* Written task:
Retype each entry below, keeping every character the same.

Rows from a figure dataset:
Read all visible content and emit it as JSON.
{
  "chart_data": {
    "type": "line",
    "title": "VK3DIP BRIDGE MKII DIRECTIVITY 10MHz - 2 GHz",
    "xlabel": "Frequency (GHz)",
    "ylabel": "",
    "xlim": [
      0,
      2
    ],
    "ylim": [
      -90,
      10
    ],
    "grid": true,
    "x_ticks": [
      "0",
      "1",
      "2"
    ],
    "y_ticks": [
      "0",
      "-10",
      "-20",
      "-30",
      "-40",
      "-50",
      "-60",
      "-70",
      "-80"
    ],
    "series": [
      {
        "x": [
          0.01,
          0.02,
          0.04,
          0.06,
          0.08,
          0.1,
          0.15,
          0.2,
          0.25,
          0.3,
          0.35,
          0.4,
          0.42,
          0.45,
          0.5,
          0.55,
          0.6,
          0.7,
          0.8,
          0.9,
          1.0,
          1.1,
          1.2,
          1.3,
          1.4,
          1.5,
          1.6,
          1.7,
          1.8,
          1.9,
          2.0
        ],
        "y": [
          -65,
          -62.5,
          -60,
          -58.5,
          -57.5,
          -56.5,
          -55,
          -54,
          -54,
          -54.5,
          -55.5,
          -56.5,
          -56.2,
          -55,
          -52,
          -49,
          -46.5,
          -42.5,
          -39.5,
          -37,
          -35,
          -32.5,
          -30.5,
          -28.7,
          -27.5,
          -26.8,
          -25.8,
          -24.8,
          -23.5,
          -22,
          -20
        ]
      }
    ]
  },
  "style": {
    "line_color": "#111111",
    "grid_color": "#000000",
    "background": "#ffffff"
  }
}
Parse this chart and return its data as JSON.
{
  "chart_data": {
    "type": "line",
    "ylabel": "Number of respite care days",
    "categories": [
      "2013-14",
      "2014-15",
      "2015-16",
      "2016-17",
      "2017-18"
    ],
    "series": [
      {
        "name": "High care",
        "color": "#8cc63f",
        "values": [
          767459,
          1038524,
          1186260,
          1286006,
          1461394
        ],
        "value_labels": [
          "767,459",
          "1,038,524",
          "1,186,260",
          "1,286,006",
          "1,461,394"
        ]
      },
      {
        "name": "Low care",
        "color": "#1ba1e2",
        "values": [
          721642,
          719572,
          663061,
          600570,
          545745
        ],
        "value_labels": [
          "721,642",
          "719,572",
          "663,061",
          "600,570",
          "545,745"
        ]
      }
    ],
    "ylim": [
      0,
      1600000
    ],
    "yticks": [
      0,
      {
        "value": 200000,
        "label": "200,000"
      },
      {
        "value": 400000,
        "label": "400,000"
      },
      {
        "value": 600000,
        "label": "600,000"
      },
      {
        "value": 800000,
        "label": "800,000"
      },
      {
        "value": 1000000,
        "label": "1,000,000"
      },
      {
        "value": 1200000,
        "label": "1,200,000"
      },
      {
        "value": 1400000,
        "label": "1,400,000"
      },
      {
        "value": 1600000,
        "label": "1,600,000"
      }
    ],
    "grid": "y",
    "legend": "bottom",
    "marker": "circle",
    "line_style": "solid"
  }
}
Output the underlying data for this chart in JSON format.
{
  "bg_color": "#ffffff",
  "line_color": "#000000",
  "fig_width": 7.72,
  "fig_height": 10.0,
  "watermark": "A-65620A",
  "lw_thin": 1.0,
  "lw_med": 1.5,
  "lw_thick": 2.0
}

* Answer to this task:
Read all visible content and emit it as JSON.
{
  "chart_data": {
    "type": "line",
    "title": "VK3DIP BRIDGE MKII DIRECTIVITY 10MHz - 2 GHz",
    "xlabel": "Frequency (GHz)",
    "ylabel": "",
    "xlim": [
      0,
      2
    ],
    "ylim": [
      -90,
      10
    ],
    "grid": true,
    "x_ticks": [
      "0",
      "1",
      "2"
    ],
    "y_ticks": [
      "0",
      "-10",
      "-20",
      "-30",
      "-40",
      "-50",
      "-60",
      "-70",
      "-80"
    ],
    "series": [
      {
        "x": [
          0.01,
          0.02,
          0.04,
          0.06,
          0.08,
          0.1,
          0.15,
          0.2,
          0.25,
          0.3,
          0.35,
          0.4,
          0.42,
          0.45,
          0.5,
          0.55,
          0.6,
          0.7,
          0.8,
          0.9,
          1.0,
          1.1,
          1.2,
          1.3,
          1.4,
          1.5,
          1.6,
          1.7,
          1.8,
          1.9,
          2.0
        ],
        "y": [
          -65,
          -62.5,
          -60,
          -58.5,
          -57.5,
          -56.5,
          -55,
          -54,
          -54,
          -54.5,
          -55.5,
          -56.5,
          -56.2,
          -55,
          -52,
          -49,
          -46.5,
          -42.5,
          -39.5,
          -37,
          -35,
          -32.5,
          -30.5,
          -28.7,
          -27.5,
          -26.8,
          -25.8,
          -24.8,
          -23.5,
          -22,
          -20
        ]
      }
    ]
  },
  "style": {
    "line_color": "#111111",
    "grid_color": "#000000",
    "background": "#ffffff"
  }
}
Parse this chart and return its data as JSON.
{
  "chart_data": {
    "type": "line",
    "ylabel": "Number of respite care days",
    "categories": [
      "2013-14",
      "2014-15",
      "2015-16",
      "2016-17",
      "2017-18"
    ],
    "series": [
      {
        "name": "High care",
        "color": "#8cc63f",
        "values": [
          767459,
          1038524,
          1186260,
          1286006,
          1461394
        ],
        "value_labels": [
          "767,459",
          "1,038,524",
          "1,186,260",
          "1,286,006",
          "1,461,394"
        ]
      },
      {
        "name": "Low care",
        "color": "#1ba1e2",
        "values": [
          721642,
          719572,
          663061,
          600570,
          545745
        ],
        "value_labels": [
          "721,642",
          "719,572",
          "663,061",
          "600,570",
          "545,745"
        ]
      }
    ],
    "ylim": [
      0,
      1600000
    ],
    "yticks": [
      0,
      {
        "value": 200000,
        "label": "200,000"
      },
      {
        "value": 400000,
        "label": "400,000"
      },
      {
        "value": 600000,
        "label": "600,000"
      },
      {
        "value": 800000,
        "label": "800,000"
      },
      {
        "value": 1000000,
        "label": "1,000,000"
      },
      {
        "value": 1200000,
        "label": "1,200,000"
      },
      {
        "value": 1400000,
        "label": "1,400,000"
      },
      {
        "value": 1600000,
        "label": "1,600,000"
      }
    ],
    "grid": "y",
    "legend": "bottom",
    "marker": "circle",
    "line_style": "solid"
  }
}
Output the underlying data for this chart in JSON format.
{
  "bg_color": "#ffffff",
  "line_color": "#000000",
  "fig_width": 7.72,
  "fig_height": 10.0,
  "watermark": "A-65620A",
  "lw_thin": 1.0,
  "lw_med": 1.5,
  "lw_thick": 2.0
}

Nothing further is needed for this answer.